(Figure data in JSON)
_____
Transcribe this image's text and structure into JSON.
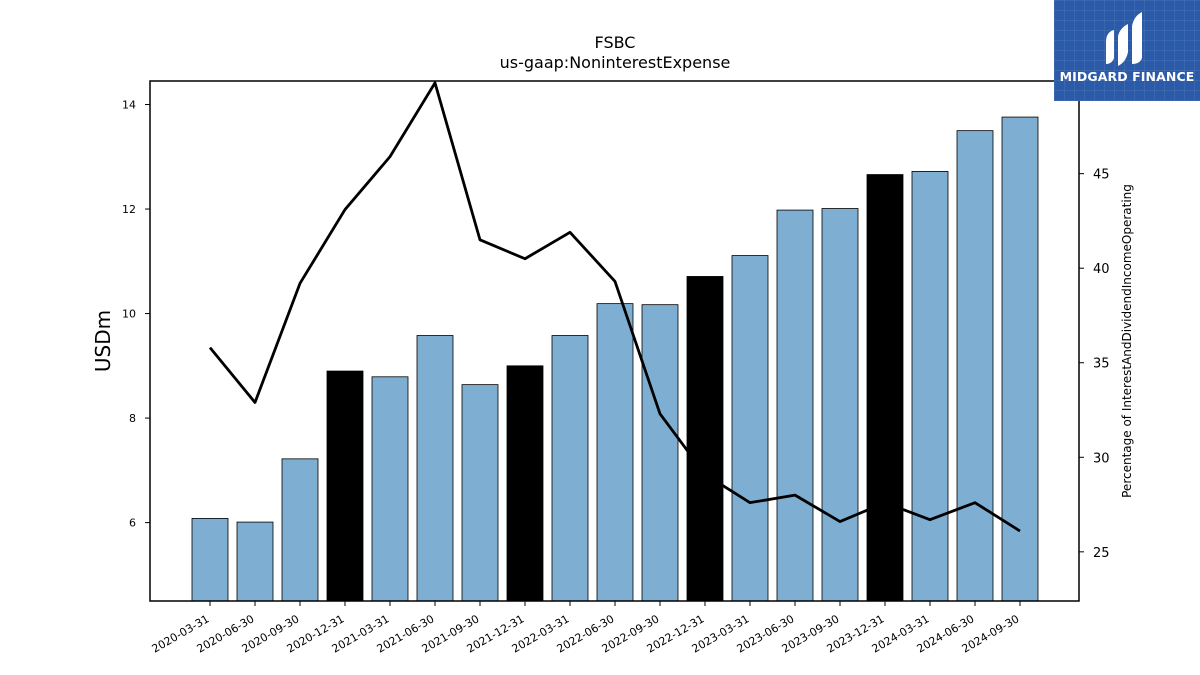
{
  "chart_data": {
    "type": "bar",
    "title": "FSBC",
    "subtitle": "us-gaap:NoninterestExpense",
    "ylabel": "USDm",
    "y2label": "Percentage of InterestAndDividendIncomeOperating",
    "categories": [
      "2020-03-31",
      "2020-06-30",
      "2020-09-30",
      "2020-12-31",
      "2021-03-31",
      "2021-06-30",
      "2021-09-30",
      "2021-12-31",
      "2022-03-31",
      "2022-06-30",
      "2022-09-30",
      "2022-12-31",
      "2023-03-31",
      "2023-06-30",
      "2023-09-30",
      "2023-12-31",
      "2024-03-31",
      "2024-06-30",
      "2024-09-30"
    ],
    "series": [
      {
        "type": "bar",
        "axis": "left",
        "values": [
          6.08,
          6.01,
          7.22,
          8.9,
          8.79,
          9.58,
          8.64,
          9.0,
          9.58,
          10.19,
          10.17,
          10.71,
          11.11,
          11.98,
          12.01,
          12.66,
          12.72,
          13.5,
          13.76
        ],
        "highlighted": [
          false,
          false,
          false,
          true,
          false,
          false,
          false,
          true,
          false,
          false,
          false,
          true,
          false,
          false,
          false,
          true,
          false,
          false,
          false
        ]
      },
      {
        "type": "line",
        "axis": "right",
        "values": [
          35.8,
          32.9,
          39.2,
          43.1,
          45.9,
          49.8,
          41.5,
          40.5,
          41.9,
          39.3,
          32.3,
          29.1,
          27.6,
          28.0,
          26.6,
          27.6,
          26.7,
          27.6,
          26.1
        ]
      }
    ],
    "ylim": [
      4.5,
      14.45
    ],
    "y2lim": [
      22.4,
      49.9
    ],
    "yticks": [
      6,
      8,
      10,
      12,
      14
    ],
    "y2ticks": [
      25,
      30,
      35,
      40,
      45
    ],
    "colors": {
      "bar": "#7eafd3",
      "bar_highlight": "#000000",
      "line": "#000000"
    },
    "grid": false,
    "legend": "none"
  },
  "logo": {
    "text": "MIDGARD FINANCE",
    "background": "#2b5aa8"
  }
}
_____
DIRECTIONS FOR THIS TASK
Repeat every record above exactly, but leave out any pictures.

OUTPUT FOR THIS TASK
Transcribe this image's text and structure into JSON.
{
  "chart_data": {
    "type": "bar",
    "title": "FSBC",
    "subtitle": "us-gaap:NoninterestExpense",
    "ylabel": "USDm",
    "y2label": "Percentage of InterestAndDividendIncomeOperating",
    "categories": [
      "2020-03-31",
      "2020-06-30",
      "2020-09-30",
      "2020-12-31",
      "2021-03-31",
      "2021-06-30",
      "2021-09-30",
      "2021-12-31",
      "2022-03-31",
      "2022-06-30",
      "2022-09-30",
      "2022-12-31",
      "2023-03-31",
      "2023-06-30",
      "2023-09-30",
      "2023-12-31",
      "2024-03-31",
      "2024-06-30",
      "2024-09-30"
    ],
    "series": [
      {
        "type": "bar",
        "axis": "left",
        "values": [
          6.08,
          6.01,
          7.22,
          8.9,
          8.79,
          9.58,
          8.64,
          9.0,
          9.58,
          10.19,
          10.17,
          10.71,
          11.11,
          11.98,
          12.01,
          12.66,
          12.72,
          13.5,
          13.76
        ],
        "highlighted": [
          false,
          false,
          false,
          true,
          false,
          false,
          false,
          true,
          false,
          false,
          false,
          true,
          false,
          false,
          false,
          true,
          false,
          false,
          false
        ]
      },
      {
        "type": "line",
        "axis": "right",
        "values": [
          35.8,
          32.9,
          39.2,
          43.1,
          45.9,
          49.8,
          41.5,
          40.5,
          41.9,
          39.3,
          32.3,
          29.1,
          27.6,
          28.0,
          26.6,
          27.6,
          26.7,
          27.6,
          26.1
        ]
      }
    ],
    "ylim": [
      4.5,
      14.45
    ],
    "y2lim": [
      22.4,
      49.9
    ],
    "yticks": [
      6,
      8,
      10,
      12,
      14
    ],
    "y2ticks": [
      25,
      30,
      35,
      40,
      45
    ],
    "colors": {
      "bar": "#7eafd3",
      "bar_highlight": "#000000",
      "line": "#000000"
    },
    "grid": false,
    "legend": "none"
  },
  "logo": {
    "text": "MIDGARD FINANCE",
    "background": "#2b5aa8"
  }
}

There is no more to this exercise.